Copy every line of the records below where the word "JSON" occurs.

RECORDS PROVIDED
┌──
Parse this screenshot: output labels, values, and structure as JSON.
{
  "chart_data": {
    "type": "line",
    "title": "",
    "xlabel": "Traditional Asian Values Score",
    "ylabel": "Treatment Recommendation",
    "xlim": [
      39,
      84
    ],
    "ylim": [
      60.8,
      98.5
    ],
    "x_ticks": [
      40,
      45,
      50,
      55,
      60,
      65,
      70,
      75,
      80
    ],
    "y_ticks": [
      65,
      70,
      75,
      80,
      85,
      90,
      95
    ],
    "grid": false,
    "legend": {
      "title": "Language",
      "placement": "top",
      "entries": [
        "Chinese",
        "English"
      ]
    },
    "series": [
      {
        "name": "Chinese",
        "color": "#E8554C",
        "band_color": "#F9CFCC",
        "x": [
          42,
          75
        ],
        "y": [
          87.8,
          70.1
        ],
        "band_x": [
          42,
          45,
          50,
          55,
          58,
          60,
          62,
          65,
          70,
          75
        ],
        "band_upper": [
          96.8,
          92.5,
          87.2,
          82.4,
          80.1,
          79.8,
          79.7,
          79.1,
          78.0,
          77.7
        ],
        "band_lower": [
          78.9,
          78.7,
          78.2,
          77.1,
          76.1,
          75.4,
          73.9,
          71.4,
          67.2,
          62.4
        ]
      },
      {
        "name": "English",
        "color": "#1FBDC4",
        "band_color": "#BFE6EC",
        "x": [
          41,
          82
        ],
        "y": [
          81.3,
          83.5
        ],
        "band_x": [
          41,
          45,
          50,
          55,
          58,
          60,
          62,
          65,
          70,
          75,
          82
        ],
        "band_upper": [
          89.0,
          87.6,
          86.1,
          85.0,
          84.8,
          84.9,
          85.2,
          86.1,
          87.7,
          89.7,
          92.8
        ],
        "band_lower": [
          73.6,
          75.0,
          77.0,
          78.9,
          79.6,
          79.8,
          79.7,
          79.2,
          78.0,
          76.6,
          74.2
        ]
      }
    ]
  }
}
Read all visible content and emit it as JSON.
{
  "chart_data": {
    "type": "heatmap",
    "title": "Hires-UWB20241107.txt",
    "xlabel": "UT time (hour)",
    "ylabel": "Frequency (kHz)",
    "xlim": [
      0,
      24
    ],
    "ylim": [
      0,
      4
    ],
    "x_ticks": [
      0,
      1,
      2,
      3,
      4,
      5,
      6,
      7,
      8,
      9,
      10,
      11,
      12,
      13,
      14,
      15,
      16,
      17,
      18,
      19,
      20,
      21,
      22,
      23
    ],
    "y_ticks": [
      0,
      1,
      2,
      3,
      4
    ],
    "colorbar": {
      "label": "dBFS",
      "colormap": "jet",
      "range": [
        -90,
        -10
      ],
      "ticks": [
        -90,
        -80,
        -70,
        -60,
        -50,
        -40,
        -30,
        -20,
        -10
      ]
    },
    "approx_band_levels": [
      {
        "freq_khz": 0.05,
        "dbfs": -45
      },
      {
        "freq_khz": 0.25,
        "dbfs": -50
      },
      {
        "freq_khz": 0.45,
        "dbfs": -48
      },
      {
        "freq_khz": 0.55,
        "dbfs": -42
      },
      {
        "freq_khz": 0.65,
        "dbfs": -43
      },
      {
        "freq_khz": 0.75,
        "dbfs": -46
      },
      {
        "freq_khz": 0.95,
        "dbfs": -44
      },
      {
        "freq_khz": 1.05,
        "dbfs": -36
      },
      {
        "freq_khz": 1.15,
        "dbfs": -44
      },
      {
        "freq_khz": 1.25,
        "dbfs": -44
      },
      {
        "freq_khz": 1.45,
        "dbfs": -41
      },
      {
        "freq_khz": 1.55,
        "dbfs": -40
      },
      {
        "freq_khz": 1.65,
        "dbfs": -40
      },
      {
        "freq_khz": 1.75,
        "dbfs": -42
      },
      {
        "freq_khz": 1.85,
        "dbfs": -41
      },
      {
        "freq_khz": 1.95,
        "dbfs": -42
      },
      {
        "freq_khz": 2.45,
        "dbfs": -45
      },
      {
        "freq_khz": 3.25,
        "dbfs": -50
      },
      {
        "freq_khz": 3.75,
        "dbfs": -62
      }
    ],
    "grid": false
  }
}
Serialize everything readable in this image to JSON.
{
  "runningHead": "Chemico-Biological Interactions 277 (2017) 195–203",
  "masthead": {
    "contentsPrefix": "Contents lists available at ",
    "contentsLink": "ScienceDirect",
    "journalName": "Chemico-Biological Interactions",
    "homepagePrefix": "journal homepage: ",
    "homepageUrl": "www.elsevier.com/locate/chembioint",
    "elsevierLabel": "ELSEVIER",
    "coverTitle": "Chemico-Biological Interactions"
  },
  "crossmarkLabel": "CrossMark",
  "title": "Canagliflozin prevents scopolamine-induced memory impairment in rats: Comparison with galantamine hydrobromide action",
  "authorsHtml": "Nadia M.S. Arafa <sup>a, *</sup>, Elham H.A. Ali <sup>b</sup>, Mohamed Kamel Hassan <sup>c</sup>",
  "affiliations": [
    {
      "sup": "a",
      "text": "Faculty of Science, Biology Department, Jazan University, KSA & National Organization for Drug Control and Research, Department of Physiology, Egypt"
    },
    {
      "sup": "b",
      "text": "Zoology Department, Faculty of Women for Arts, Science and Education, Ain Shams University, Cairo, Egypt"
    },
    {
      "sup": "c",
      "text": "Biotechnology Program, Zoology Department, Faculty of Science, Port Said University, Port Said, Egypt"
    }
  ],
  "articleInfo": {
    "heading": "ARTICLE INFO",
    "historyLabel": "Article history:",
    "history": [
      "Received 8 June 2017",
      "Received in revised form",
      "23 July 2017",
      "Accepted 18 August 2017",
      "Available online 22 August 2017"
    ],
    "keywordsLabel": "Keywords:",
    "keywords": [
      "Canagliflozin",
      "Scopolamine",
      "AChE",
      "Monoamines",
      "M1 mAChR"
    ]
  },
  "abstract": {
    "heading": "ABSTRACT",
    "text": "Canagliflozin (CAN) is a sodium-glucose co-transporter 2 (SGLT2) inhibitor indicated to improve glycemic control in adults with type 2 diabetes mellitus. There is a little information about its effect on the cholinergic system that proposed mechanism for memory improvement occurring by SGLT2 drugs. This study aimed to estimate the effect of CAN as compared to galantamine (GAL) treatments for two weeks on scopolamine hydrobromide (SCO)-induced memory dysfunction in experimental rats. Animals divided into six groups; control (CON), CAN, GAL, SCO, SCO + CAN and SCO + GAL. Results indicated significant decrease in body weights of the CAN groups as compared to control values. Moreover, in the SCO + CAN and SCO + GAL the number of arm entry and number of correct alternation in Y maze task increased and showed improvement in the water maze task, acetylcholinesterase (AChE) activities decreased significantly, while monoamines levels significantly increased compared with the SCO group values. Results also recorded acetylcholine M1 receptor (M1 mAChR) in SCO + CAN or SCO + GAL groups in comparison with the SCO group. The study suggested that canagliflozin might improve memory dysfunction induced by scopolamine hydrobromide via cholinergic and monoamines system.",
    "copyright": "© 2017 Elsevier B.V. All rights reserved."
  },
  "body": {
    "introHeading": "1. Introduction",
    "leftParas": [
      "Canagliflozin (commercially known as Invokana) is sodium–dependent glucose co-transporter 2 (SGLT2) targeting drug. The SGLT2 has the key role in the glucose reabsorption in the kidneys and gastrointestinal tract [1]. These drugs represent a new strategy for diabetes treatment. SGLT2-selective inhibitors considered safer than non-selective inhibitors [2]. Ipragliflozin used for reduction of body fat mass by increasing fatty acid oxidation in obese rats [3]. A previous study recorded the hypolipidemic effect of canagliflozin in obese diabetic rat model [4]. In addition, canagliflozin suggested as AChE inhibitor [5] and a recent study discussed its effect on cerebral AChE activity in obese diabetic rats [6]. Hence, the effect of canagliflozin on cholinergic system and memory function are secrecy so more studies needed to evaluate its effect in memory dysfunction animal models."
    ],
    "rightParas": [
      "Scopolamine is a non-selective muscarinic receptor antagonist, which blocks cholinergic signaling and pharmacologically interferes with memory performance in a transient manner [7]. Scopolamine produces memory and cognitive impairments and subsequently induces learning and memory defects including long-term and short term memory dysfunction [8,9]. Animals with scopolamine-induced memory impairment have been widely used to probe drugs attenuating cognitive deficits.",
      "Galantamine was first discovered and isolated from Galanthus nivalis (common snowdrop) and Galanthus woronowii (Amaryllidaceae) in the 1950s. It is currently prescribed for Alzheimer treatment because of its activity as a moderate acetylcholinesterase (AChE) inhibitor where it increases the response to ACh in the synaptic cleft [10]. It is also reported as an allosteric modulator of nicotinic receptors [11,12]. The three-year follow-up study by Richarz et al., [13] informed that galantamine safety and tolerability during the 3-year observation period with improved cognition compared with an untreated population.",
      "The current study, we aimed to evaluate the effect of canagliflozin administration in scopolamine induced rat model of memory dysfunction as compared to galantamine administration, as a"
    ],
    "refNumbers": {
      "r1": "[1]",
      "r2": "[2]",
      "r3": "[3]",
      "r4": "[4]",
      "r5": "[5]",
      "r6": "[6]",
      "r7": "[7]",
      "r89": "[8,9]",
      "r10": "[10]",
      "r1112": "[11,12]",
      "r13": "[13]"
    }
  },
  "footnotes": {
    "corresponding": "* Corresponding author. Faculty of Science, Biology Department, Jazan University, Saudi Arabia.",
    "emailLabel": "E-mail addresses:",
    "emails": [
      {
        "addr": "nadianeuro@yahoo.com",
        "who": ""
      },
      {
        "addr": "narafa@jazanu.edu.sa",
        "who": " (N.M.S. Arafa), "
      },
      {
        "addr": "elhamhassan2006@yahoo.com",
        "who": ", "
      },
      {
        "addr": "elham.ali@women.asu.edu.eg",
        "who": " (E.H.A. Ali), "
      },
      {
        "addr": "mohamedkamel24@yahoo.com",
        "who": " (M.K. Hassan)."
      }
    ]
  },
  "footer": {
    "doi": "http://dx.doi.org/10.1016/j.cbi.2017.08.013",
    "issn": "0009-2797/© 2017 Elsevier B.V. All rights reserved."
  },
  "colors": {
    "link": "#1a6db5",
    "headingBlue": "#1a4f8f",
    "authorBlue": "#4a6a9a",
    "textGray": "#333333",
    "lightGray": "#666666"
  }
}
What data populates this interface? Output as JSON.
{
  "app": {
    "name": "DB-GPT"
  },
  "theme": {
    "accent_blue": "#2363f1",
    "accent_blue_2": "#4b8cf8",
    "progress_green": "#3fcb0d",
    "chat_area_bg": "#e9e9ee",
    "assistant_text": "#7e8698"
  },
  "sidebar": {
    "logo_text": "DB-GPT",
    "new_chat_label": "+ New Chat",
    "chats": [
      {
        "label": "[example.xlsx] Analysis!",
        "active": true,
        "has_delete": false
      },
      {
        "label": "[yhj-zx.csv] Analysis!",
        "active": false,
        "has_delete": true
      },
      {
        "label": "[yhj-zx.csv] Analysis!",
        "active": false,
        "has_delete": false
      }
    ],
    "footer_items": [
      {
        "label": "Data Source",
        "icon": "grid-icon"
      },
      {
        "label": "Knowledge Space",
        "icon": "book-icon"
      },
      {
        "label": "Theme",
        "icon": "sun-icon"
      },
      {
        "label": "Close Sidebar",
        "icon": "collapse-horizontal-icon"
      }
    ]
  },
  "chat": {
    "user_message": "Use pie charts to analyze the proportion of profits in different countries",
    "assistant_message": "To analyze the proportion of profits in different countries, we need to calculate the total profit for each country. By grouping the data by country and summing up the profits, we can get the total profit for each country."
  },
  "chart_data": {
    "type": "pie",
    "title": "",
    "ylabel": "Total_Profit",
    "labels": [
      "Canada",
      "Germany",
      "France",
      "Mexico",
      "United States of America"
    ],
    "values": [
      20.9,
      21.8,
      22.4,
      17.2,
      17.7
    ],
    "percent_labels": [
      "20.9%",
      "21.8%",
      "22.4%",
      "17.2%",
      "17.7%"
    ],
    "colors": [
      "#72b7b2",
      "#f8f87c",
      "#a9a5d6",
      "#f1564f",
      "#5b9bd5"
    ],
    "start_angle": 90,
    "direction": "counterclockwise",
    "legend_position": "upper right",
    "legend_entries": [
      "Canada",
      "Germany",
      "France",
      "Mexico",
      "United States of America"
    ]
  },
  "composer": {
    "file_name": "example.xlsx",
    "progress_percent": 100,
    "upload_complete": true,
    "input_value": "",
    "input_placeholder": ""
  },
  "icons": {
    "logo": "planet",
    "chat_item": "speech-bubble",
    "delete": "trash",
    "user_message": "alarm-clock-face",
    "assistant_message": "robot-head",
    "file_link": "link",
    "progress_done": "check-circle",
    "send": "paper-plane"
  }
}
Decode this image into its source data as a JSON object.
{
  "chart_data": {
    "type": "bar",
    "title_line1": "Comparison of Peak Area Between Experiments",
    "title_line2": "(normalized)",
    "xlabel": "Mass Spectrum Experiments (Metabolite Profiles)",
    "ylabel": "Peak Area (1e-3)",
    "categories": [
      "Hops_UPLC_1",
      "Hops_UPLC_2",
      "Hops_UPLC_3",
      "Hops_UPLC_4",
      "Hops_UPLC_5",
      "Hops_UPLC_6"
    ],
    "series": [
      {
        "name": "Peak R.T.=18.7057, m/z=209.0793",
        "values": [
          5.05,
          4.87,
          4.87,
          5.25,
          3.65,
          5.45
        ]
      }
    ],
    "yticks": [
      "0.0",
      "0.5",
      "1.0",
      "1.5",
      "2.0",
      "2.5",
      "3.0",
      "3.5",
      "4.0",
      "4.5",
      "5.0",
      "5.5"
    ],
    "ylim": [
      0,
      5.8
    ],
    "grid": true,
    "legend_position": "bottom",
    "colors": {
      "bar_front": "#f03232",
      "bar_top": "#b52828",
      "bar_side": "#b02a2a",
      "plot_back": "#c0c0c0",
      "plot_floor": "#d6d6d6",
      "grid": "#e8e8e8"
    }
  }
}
└──
RESULT FOR THIS TASK
Parse this screenshot: output labels, values, and structure as JSON.
Read all visible content and emit it as JSON.
Serialize everything readable in this image to JSON.
What data populates this interface? Output as JSON.
Decode this image into its source data as a JSON object.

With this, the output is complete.